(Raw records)
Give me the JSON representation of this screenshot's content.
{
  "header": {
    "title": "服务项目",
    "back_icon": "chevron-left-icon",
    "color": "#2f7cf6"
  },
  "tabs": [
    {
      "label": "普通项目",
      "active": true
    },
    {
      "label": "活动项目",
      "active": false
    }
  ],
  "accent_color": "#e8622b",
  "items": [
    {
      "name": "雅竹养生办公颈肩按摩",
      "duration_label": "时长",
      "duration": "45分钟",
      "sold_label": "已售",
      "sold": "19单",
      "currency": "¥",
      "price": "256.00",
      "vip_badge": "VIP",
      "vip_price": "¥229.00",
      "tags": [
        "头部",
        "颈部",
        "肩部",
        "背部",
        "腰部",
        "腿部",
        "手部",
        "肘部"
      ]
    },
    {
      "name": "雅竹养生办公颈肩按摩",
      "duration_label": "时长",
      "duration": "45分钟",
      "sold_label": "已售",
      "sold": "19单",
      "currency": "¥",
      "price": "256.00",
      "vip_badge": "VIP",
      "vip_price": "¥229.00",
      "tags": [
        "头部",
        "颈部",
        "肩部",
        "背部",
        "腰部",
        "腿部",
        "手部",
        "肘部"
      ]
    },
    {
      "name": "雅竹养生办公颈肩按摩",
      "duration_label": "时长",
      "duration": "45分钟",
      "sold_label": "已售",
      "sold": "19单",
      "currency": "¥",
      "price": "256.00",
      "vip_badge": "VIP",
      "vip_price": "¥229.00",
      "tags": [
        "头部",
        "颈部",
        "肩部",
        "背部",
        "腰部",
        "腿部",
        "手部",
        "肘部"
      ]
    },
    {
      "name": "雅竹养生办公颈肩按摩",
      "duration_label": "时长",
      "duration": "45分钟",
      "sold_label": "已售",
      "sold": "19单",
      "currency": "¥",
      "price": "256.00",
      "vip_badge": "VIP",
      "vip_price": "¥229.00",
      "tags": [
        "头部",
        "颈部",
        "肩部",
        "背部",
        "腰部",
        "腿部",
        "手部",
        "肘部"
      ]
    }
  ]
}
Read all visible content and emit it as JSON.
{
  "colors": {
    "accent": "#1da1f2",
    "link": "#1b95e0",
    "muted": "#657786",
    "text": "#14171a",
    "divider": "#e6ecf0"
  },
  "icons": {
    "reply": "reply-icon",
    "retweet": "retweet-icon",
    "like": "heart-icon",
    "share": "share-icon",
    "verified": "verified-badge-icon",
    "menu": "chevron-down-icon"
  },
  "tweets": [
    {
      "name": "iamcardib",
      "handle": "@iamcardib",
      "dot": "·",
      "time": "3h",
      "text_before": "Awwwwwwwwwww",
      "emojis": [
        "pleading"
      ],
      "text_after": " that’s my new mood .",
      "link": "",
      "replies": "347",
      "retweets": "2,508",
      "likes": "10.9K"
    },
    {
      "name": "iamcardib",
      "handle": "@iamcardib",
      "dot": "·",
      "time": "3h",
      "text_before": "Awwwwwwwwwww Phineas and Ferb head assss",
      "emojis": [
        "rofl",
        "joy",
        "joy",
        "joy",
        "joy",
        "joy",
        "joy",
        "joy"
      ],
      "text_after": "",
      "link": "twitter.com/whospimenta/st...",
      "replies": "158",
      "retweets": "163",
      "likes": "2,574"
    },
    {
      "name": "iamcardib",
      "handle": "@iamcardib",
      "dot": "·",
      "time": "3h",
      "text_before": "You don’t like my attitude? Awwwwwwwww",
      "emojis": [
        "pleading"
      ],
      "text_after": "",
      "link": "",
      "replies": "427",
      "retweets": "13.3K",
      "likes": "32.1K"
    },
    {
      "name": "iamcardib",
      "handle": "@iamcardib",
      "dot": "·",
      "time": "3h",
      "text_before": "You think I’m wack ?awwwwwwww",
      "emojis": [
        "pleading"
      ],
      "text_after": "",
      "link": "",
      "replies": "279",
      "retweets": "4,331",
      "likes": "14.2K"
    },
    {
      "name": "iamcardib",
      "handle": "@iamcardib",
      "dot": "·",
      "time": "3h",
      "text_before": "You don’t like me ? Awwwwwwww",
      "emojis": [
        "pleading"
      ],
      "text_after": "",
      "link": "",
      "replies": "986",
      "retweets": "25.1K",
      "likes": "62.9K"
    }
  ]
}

• _Stated problem_
Write out every line from the records above, word for word.

• _Expected answer_
Give me the JSON representation of this screenshot's content.
{
  "header": {
    "title": "服务项目",
    "back_icon": "chevron-left-icon",
    "color": "#2f7cf6"
  },
  "tabs": [
    {
      "label": "普通项目",
      "active": true
    },
    {
      "label": "活动项目",
      "active": false
    }
  ],
  "accent_color": "#e8622b",
  "items": [
    {
      "name": "雅竹养生办公颈肩按摩",
      "duration_label": "时长",
      "duration": "45分钟",
      "sold_label": "已售",
      "sold": "19单",
      "currency": "¥",
      "price": "256.00",
      "vip_badge": "VIP",
      "vip_price": "¥229.00",
      "tags": [
        "头部",
        "颈部",
        "肩部",
        "背部",
        "腰部",
        "腿部",
        "手部",
        "肘部"
      ]
    },
    {
      "name": "雅竹养生办公颈肩按摩",
      "duration_label": "时长",
      "duration": "45分钟",
      "sold_label": "已售",
      "sold": "19单",
      "currency": "¥",
      "price": "256.00",
      "vip_badge": "VIP",
      "vip_price": "¥229.00",
      "tags": [
        "头部",
        "颈部",
        "肩部",
        "背部",
        "腰部",
        "腿部",
        "手部",
        "肘部"
      ]
    },
    {
      "name": "雅竹养生办公颈肩按摩",
      "duration_label": "时长",
      "duration": "45分钟",
      "sold_label": "已售",
      "sold": "19单",
      "currency": "¥",
      "price": "256.00",
      "vip_badge": "VIP",
      "vip_price": "¥229.00",
      "tags": [
        "头部",
        "颈部",
        "肩部",
        "背部",
        "腰部",
        "腿部",
        "手部",
        "肘部"
      ]
    },
    {
      "name": "雅竹养生办公颈肩按摩",
      "duration_label": "时长",
      "duration": "45分钟",
      "sold_label": "已售",
      "sold": "19单",
      "currency": "¥",
      "price": "256.00",
      "vip_badge": "VIP",
      "vip_price": "¥229.00",
      "tags": [
        "头部",
        "颈部",
        "肩部",
        "背部",
        "腰部",
        "腿部",
        "手部",
        "肘部"
      ]
    }
  ]
}
Read all visible content and emit it as JSON.
{
  "colors": {
    "accent": "#1da1f2",
    "link": "#1b95e0",
    "muted": "#657786",
    "text": "#14171a",
    "divider": "#e6ecf0"
  },
  "icons": {
    "reply": "reply-icon",
    "retweet": "retweet-icon",
    "like": "heart-icon",
    "share": "share-icon",
    "verified": "verified-badge-icon",
    "menu": "chevron-down-icon"
  },
  "tweets": [
    {
      "name": "iamcardib",
      "handle": "@iamcardib",
      "dot": "·",
      "time": "3h",
      "text_before": "Awwwwwwwwwww",
      "emojis": [
        "pleading"
      ],
      "text_after": " that’s my new mood .",
      "link": "",
      "replies": "347",
      "retweets": "2,508",
      "likes": "10.9K"
    },
    {
      "name": "iamcardib",
      "handle": "@iamcardib",
      "dot": "·",
      "time": "3h",
      "text_before": "Awwwwwwwwwww Phineas and Ferb head assss",
      "emojis": [
        "rofl",
        "joy",
        "joy",
        "joy",
        "joy",
        "joy",
        "joy",
        "joy"
      ],
      "text_after": "",
      "link": "twitter.com/whospimenta/st...",
      "replies": "158",
      "retweets": "163",
      "likes": "2,574"
    },
    {
      "name": "iamcardib",
      "handle": "@iamcardib",
      "dot": "·",
      "time": "3h",
      "text_before": "You don’t like my attitude? Awwwwwwwww",
      "emojis": [
        "pleading"
      ],
      "text_after": "",
      "link": "",
      "replies": "427",
      "retweets": "13.3K",
      "likes": "32.1K"
    },
    {
      "name": "iamcardib",
      "handle": "@iamcardib",
      "dot": "·",
      "time": "3h",
      "text_before": "You think I’m wack ?awwwwwwww",
      "emojis": [
        "pleading"
      ],
      "text_after": "",
      "link": "",
      "replies": "279",
      "retweets": "4,331",
      "likes": "14.2K"
    },
    {
      "name": "iamcardib",
      "handle": "@iamcardib",
      "dot": "·",
      "time": "3h",
      "text_before": "You don’t like me ? Awwwwwwww",
      "emojis": [
        "pleading"
      ],
      "text_after": "",
      "link": "",
      "replies": "986",
      "retweets": "25.1K",
      "likes": "62.9K"
    }
  ]
}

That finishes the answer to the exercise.